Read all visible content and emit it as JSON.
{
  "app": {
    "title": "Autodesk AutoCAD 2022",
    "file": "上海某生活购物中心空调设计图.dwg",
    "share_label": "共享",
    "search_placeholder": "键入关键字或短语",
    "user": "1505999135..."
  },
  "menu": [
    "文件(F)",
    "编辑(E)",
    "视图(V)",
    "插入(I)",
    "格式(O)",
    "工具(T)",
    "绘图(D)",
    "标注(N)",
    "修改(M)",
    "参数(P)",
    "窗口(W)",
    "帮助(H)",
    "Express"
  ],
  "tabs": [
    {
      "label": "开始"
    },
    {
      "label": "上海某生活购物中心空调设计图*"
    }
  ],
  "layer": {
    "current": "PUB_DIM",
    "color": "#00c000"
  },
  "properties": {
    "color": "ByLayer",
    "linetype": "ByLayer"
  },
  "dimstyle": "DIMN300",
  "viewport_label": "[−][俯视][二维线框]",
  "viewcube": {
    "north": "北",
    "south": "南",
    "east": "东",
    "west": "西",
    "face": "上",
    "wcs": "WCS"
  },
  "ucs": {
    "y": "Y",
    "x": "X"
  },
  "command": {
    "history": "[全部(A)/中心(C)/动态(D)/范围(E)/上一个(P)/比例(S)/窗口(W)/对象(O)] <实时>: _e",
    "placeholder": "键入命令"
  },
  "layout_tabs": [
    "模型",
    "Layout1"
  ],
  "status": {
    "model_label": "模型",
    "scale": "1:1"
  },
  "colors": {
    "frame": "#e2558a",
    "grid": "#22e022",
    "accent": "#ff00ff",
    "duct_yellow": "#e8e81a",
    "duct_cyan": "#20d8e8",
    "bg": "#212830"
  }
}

· · · ·

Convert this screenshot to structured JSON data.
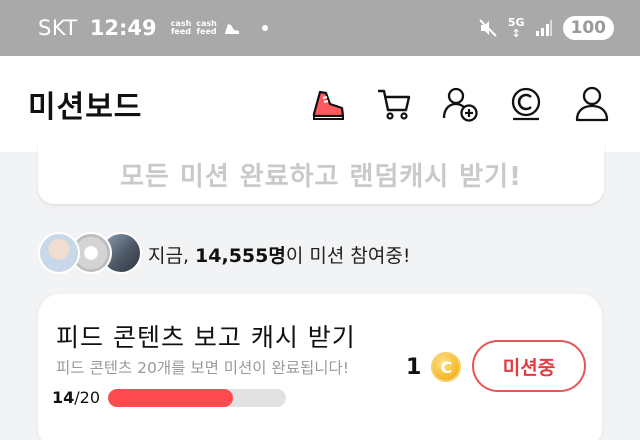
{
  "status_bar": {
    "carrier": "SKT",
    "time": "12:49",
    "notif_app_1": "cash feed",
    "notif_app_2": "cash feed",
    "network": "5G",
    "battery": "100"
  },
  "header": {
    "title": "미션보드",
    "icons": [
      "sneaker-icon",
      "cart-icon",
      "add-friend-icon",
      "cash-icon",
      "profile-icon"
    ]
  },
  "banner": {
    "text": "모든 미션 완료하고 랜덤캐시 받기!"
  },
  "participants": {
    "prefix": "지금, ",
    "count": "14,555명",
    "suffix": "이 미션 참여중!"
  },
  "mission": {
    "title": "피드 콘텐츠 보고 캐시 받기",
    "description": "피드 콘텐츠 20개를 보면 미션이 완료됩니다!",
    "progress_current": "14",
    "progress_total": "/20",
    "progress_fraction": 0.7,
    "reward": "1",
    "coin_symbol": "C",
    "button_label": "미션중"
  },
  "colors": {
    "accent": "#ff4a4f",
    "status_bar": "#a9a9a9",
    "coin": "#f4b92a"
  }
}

· · · ·

**Set problem:** Take every line from the data that contains the word "feed".

**Response to this exercise:**
    "notif_app_1": "cash feed",
    "notif_app_2": "cash feed",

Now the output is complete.